* STATED GOAL
Locate every line in the records below that contains the word "place", and copy each one.

* ENTRIES PROVIDED
= = =
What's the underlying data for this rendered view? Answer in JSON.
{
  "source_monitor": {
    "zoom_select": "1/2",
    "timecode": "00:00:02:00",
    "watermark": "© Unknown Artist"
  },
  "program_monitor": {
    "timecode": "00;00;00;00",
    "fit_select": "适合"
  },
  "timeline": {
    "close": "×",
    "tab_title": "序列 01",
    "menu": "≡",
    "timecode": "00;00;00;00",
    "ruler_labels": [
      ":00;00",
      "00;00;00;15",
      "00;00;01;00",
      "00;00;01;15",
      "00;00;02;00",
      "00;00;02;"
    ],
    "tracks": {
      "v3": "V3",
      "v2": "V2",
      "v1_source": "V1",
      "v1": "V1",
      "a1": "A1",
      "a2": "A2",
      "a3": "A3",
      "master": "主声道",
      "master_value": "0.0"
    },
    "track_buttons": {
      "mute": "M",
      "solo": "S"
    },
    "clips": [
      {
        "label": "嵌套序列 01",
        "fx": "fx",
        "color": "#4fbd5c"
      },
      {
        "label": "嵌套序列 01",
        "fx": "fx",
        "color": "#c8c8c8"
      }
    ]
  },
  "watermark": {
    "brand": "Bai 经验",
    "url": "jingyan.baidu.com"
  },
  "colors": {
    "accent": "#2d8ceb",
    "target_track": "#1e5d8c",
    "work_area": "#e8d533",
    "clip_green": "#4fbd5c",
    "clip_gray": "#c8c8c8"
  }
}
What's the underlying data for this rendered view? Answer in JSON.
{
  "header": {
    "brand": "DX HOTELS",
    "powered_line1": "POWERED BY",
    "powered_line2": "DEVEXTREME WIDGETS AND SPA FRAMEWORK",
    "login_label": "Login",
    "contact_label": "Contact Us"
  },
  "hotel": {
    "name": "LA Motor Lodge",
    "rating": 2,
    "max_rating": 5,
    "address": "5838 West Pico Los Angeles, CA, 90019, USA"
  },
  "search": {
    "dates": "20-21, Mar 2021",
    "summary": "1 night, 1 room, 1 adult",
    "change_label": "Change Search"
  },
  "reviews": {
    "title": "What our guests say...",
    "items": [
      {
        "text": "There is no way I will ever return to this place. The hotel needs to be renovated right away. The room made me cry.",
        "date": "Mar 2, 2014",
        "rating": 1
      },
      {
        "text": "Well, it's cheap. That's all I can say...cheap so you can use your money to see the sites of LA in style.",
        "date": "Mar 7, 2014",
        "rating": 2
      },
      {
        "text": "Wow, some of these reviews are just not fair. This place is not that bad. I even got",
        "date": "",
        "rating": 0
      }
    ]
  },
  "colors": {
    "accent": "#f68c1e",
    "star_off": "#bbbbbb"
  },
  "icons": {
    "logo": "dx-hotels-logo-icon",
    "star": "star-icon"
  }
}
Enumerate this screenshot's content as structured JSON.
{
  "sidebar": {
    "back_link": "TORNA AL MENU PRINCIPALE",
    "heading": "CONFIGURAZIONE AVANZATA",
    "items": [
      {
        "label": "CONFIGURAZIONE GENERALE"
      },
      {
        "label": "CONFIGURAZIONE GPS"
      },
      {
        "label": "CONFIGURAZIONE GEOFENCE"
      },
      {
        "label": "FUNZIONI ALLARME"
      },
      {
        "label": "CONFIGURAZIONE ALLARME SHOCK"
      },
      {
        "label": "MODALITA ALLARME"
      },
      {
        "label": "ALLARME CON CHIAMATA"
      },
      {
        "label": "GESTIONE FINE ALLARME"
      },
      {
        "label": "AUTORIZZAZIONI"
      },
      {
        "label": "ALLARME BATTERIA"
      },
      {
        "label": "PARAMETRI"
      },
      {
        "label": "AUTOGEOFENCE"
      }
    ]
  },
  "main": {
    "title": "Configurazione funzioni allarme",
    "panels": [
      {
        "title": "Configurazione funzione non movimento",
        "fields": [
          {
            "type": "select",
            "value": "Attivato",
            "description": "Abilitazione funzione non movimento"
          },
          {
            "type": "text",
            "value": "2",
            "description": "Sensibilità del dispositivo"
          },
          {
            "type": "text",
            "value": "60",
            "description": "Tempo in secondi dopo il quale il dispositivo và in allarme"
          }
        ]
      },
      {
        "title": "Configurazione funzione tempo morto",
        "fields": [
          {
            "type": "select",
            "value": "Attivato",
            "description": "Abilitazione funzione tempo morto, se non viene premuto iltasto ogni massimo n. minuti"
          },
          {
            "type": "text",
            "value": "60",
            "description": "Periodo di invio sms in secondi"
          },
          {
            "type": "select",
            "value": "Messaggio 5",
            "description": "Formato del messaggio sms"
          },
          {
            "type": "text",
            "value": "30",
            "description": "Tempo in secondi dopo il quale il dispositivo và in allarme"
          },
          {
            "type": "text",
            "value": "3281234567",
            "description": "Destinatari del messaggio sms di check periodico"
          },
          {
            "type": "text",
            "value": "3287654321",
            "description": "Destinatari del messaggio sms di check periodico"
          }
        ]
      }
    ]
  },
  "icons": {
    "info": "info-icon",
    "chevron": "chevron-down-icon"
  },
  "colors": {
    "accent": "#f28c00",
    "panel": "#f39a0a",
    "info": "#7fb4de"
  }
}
= = =
* OUTPUT FOR THIS EXERCISE
        "text": "There is no way I will ever return to this place. The hotel needs to be renovated right away. The room made me cry.",
        "text": "Wow, some of these reviews are just not fair. This place is not that bad. I even got",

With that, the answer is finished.